Records to process:
★ ★ ★ ★ ★
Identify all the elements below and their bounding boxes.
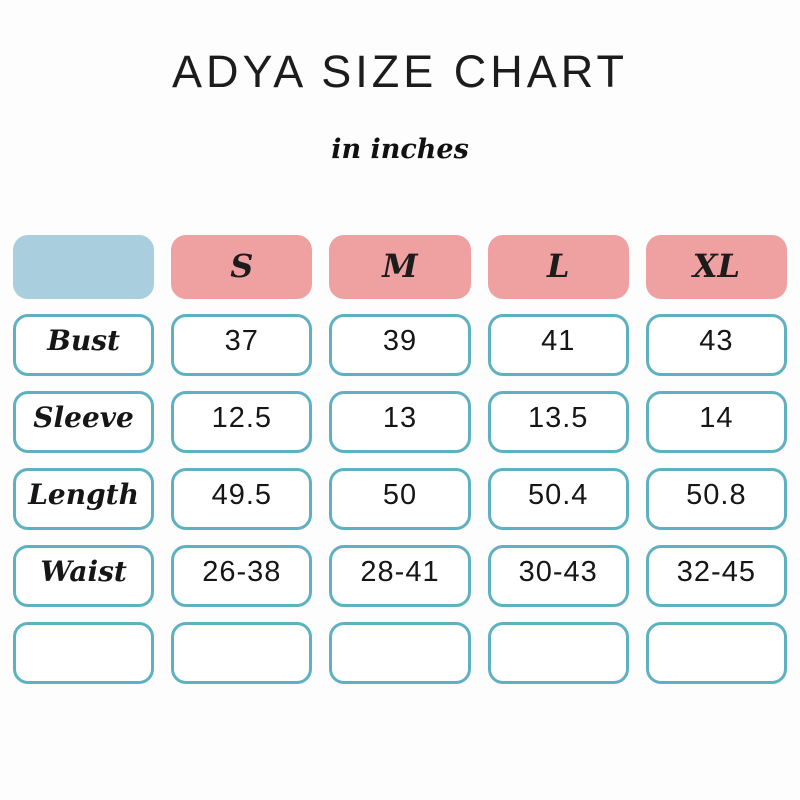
size-chart-table: S M L XL Bust 37 39 41 43 Sleeve 12.5 13… [13,235,787,684]
cell-bust-s: 37 [171,314,313,376]
cell-empty-m [329,622,471,684]
cell-sleeve-m: 13 [329,391,471,453]
cell-empty-xl [645,622,787,684]
column-header-xl: XL [645,235,787,299]
cell-length-m: 50 [329,468,471,530]
corner-header-cell [13,235,155,299]
column-header-m: M [329,235,471,299]
cell-bust-l: 41 [487,314,629,376]
row-label-empty [13,622,155,684]
cell-empty-l [487,622,629,684]
row-label-bust: Bust [13,314,155,376]
cell-waist-l: 30-43 [487,545,629,607]
cell-sleeve-s: 12.5 [171,391,313,453]
cell-empty-s [171,622,313,684]
cell-length-l: 50.4 [487,468,629,530]
cell-waist-xl: 32-45 [645,545,787,607]
cell-waist-s: 26-38 [171,545,313,607]
cell-bust-m: 39 [329,314,471,376]
cell-sleeve-l: 13.5 [487,391,629,453]
row-label-sleeve: Sleeve [13,391,155,453]
column-header-s: S [171,235,313,299]
cell-bust-xl: 43 [645,314,787,376]
row-label-length: Length [13,468,155,530]
row-label-waist: Waist [13,545,155,607]
page-subtitle: in inches [331,134,469,165]
cell-length-xl: 50.8 [645,468,787,530]
page-title: ADYA SIZE CHART [172,46,628,97]
column-header-l: L [487,235,629,299]
cell-waist-m: 28-41 [329,545,471,607]
cell-length-s: 49.5 [171,468,313,530]
cell-sleeve-xl: 14 [645,391,787,453]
★ ★ ★ ★ ★
Written instruction: Write out every line of the entries above word for word, leaving out the pictures.

Exercise output:
Identify all the elements below and their bounding boxes.
size-chart-table: S M L XL Bust 37 39 41 43 Sleeve 12.5 13… [13,235,787,684]
cell-bust-s: 37 [171,314,313,376]
cell-empty-m [329,622,471,684]
cell-sleeve-m: 13 [329,391,471,453]
cell-empty-xl [645,622,787,684]
column-header-xl: XL [645,235,787,299]
cell-length-m: 50 [329,468,471,530]
corner-header-cell [13,235,155,299]
column-header-m: M [329,235,471,299]
cell-bust-l: 41 [487,314,629,376]
row-label-empty [13,622,155,684]
cell-empty-l [487,622,629,684]
row-label-bust: Bust [13,314,155,376]
cell-waist-l: 30-43 [487,545,629,607]
cell-sleeve-s: 12.5 [171,391,313,453]
cell-empty-s [171,622,313,684]
cell-length-l: 50.4 [487,468,629,530]
cell-waist-xl: 32-45 [645,545,787,607]
cell-waist-s: 26-38 [171,545,313,607]
cell-bust-m: 39 [329,314,471,376]
cell-sleeve-l: 13.5 [487,391,629,453]
row-label-sleeve: Sleeve [13,391,155,453]
column-header-s: S [171,235,313,299]
cell-bust-xl: 43 [645,314,787,376]
row-label-length: Length [13,468,155,530]
row-label-waist: Waist [13,545,155,607]
page-subtitle: in inches [331,134,469,165]
cell-length-xl: 50.8 [645,468,787,530]
page-title: ADYA SIZE CHART [172,46,628,97]
column-header-l: L [487,235,629,299]
cell-waist-m: 28-41 [329,545,471,607]
cell-length-s: 49.5 [171,468,313,530]
cell-sleeve-xl: 14 [645,391,787,453]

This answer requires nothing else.